┌──

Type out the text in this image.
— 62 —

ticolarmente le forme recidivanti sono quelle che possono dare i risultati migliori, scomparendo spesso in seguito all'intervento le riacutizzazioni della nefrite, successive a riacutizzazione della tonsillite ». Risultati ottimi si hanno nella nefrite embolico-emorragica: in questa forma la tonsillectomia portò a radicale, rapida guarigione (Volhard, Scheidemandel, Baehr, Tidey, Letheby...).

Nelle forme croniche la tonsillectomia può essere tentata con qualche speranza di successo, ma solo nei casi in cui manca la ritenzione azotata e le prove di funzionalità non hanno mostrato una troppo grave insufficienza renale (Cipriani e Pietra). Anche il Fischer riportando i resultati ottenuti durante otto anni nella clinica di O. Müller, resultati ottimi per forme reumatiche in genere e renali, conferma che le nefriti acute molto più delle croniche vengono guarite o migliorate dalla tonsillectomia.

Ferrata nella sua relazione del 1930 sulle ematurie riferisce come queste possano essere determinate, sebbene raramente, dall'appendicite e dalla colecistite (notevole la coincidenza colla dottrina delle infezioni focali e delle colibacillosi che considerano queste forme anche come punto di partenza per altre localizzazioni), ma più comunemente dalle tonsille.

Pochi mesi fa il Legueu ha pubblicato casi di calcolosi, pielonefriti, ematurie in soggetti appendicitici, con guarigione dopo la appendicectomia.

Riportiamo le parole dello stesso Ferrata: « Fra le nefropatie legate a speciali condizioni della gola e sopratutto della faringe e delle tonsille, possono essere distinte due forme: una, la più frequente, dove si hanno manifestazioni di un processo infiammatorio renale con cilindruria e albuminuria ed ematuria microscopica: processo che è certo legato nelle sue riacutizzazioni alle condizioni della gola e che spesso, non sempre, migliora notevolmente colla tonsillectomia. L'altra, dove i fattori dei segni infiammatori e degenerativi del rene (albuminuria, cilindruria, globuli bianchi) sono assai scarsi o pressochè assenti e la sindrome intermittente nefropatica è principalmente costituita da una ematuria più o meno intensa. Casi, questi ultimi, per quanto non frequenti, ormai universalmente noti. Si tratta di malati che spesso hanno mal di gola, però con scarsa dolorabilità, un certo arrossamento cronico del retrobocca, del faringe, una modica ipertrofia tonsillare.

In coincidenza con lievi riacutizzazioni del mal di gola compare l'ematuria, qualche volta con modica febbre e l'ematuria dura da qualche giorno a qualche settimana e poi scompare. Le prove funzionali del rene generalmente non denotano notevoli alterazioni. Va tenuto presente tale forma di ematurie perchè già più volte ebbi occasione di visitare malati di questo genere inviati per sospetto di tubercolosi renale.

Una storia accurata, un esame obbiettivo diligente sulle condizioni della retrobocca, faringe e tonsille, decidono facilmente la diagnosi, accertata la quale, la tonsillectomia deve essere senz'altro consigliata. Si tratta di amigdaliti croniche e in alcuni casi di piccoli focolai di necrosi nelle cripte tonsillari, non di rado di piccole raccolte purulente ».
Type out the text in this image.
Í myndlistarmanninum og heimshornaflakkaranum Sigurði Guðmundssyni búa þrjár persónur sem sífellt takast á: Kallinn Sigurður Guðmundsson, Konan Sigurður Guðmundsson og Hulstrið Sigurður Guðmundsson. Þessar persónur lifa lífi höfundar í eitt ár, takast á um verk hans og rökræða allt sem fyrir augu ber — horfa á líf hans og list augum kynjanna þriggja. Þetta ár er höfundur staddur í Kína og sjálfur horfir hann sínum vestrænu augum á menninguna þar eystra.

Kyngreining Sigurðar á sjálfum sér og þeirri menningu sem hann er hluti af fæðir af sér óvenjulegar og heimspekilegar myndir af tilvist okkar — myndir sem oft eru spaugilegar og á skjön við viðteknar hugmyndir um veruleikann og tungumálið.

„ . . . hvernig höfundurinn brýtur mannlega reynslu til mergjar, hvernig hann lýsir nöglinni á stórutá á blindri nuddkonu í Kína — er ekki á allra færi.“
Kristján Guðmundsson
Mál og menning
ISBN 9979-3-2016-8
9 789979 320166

└──

**Short task:** Make an exact copy of every entry.

**The answer:**
Type out the text in this image.
— 62 —

ticolarmente le forme recidivanti sono quelle che possono dare i risultati migliori, scomparendo spesso in seguito all'intervento le riacutizzazioni della nefrite, successive a riacutizzazione della tonsillite ». Risultati ottimi si hanno nella nefrite embolico-emorragica: in questa forma la tonsillectomia portò a radicale, rapida guarigione (Volhard, Scheidemandel, Baehr, Tidey, Letheby...).

Nelle forme croniche la tonsillectomia può essere tentata con qualche speranza di successo, ma solo nei casi in cui manca la ritenzione azotata e le prove di funzionalità non hanno mostrato una troppo grave insufficienza renale (Cipriani e Pietra). Anche il Fischer riportando i resultati ottenuti durante otto anni nella clinica di O. Müller, resultati ottimi per forme reumatiche in genere e renali, conferma che le nefriti acute molto più delle croniche vengono guarite o migliorate dalla tonsillectomia.

Ferrata nella sua relazione del 1930 sulle ematurie riferisce come queste possano essere determinate, sebbene raramente, dall'appendicite e dalla colecistite (notevole la coincidenza colla dottrina delle infezioni focali e delle colibacillosi che considerano queste forme anche come punto di partenza per altre localizzazioni), ma più comunemente dalle tonsille.

Pochi mesi fa il Legueu ha pubblicato casi di calcolosi, pielonefriti, ematurie in soggetti appendicitici, con guarigione dopo la appendicectomia.

Riportiamo le parole dello stesso Ferrata: « Fra le nefropatie legate a speciali condizioni della gola e sopratutto della faringe e delle tonsille, possono essere distinte due forme: una, la più frequente, dove si hanno manifestazioni di un processo infiammatorio renale con cilindruria e albuminuria ed ematuria microscopica: processo che è certo legato nelle sue riacutizzazioni alle condizioni della gola e che spesso, non sempre, migliora notevolmente colla tonsillectomia. L'altra, dove i fattori dei segni infiammatori e degenerativi del rene (albuminuria, cilindruria, globuli bianchi) sono assai scarsi o pressochè assenti e la sindrome intermittente nefropatica è principalmente costituita da una ematuria più o meno intensa. Casi, questi ultimi, per quanto non frequenti, ormai universalmente noti. Si tratta di malati che spesso hanno mal di gola, però con scarsa dolorabilità, un certo arrossamento cronico del retrobocca, del faringe, una modica ipertrofia tonsillare.

In coincidenza con lievi riacutizzazioni del mal di gola compare l'ematuria, qualche volta con modica febbre e l'ematuria dura da qualche giorno a qualche settimana e poi scompare. Le prove funzionali del rene generalmente non denotano notevoli alterazioni. Va tenuto presente tale forma di ematurie perchè già più volte ebbi occasione di visitare malati di questo genere inviati per sospetto di tubercolosi renale.

Una storia accurata, un esame obbiettivo diligente sulle condizioni della retrobocca, faringe e tonsille, decidono facilmente la diagnosi, accertata la quale, la tonsillectomia deve essere senz'altro consigliata. Si tratta di amigdaliti croniche e in alcuni casi di piccoli focolai di necrosi nelle cripte tonsillari, non di rado di piccole raccolte purulente ».
Type out the text in this image.
Í myndlistarmanninum og heimshornaflakkaranum Sigurði Guðmundssyni búa þrjár persónur sem sífellt takast á: Kallinn Sigurður Guðmundsson, Konan Sigurður Guðmundsson og Hulstrið Sigurður Guðmundsson. Þessar persónur lifa lífi höfundar í eitt ár, takast á um verk hans og rökræða allt sem fyrir augu ber — horfa á líf hans og list augum kynjanna þriggja. Þetta ár er höfundur staddur í Kína og sjálfur horfir hann sínum vestrænu augum á menninguna þar eystra.

Kyngreining Sigurðar á sjálfum sér og þeirri menningu sem hann er hluti af fæðir af sér óvenjulegar og heimspekilegar myndir af tilvist okkar — myndir sem oft eru spaugilegar og á skjön við viðteknar hugmyndir um veruleikann og tungumálið.

„ . . . hvernig höfundurinn brýtur mannlega reynslu til mergjar, hvernig hann lýsir nöglinni á stórutá á blindri nuddkonu í Kína — er ekki á allra færi.“
Kristján Guðmundsson
Mál og menning
ISBN 9979-3-2016-8
9 789979 320166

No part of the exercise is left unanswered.